── ENTRIES ──

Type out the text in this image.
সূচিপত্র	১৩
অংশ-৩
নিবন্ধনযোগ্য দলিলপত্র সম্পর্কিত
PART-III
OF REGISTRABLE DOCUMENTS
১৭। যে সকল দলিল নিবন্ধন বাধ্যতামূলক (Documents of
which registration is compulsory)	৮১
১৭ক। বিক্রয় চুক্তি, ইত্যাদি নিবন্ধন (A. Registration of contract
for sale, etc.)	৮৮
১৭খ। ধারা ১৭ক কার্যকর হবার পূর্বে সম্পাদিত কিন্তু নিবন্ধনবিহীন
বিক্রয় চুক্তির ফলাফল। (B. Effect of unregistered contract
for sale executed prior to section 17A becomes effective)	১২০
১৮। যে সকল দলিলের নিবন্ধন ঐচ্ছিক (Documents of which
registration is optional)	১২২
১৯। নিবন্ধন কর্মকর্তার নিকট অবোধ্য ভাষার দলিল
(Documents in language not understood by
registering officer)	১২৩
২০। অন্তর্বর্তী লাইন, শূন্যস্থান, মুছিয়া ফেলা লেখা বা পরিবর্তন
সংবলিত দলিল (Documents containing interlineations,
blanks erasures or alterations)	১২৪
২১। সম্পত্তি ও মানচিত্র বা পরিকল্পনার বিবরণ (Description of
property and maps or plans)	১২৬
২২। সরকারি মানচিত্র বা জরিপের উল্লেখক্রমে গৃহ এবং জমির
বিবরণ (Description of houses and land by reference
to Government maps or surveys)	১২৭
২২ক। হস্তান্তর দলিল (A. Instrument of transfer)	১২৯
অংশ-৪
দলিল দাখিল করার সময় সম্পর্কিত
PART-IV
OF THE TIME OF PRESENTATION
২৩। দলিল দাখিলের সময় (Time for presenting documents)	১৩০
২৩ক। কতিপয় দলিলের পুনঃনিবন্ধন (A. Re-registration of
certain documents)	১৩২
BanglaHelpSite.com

───

> _WHAT IS NEEDED_
Print the material above once more, exactly.

> _TASK SOLUTION_
Type out the text in this image.
সূচিপত্র	১৩
অংশ-৩
নিবন্ধনযোগ্য দলিলপত্র সম্পর্কিত
PART-III
OF REGISTRABLE DOCUMENTS
১৭। যে সকল দলিল নিবন্ধন বাধ্যতামূলক (Documents of
which registration is compulsory)	৮১
১৭ক। বিক্রয় চুক্তি, ইত্যাদি নিবন্ধন (A. Registration of contract
for sale, etc.)	৮৮
১৭খ। ধারা ১৭ক কার্যকর হবার পূর্বে সম্পাদিত কিন্তু নিবন্ধনবিহীন
বিক্রয় চুক্তির ফলাফল। (B. Effect of unregistered contract
for sale executed prior to section 17A becomes effective)	১২০
১৮। যে সকল দলিলের নিবন্ধন ঐচ্ছিক (Documents of which
registration is optional)	১২২
১৯। নিবন্ধন কর্মকর্তার নিকট অবোধ্য ভাষার দলিল
(Documents in language not understood by
registering officer)	১২৩
২০। অন্তর্বর্তী লাইন, শূন্যস্থান, মুছিয়া ফেলা লেখা বা পরিবর্তন
সংবলিত দলিল (Documents containing interlineations,
blanks erasures or alterations)	১২৪
২১। সম্পত্তি ও মানচিত্র বা পরিকল্পনার বিবরণ (Description of
property and maps or plans)	১২৬
২২। সরকারি মানচিত্র বা জরিপের উল্লেখক্রমে গৃহ এবং জমির
বিবরণ (Description of houses and land by reference
to Government maps or surveys)	১২৭
২২ক। হস্তান্তর দলিল (A. Instrument of transfer)	১২৯
অংশ-৪
দলিল দাখিল করার সময় সম্পর্কিত
PART-IV
OF THE TIME OF PRESENTATION
২৩। দলিল দাখিলের সময় (Time for presenting documents)	১৩০
২৩ক। কতিপয় দলিলের পুনঃনিবন্ধন (A. Re-registration of
certain documents)	১৩২
BanglaHelpSite.com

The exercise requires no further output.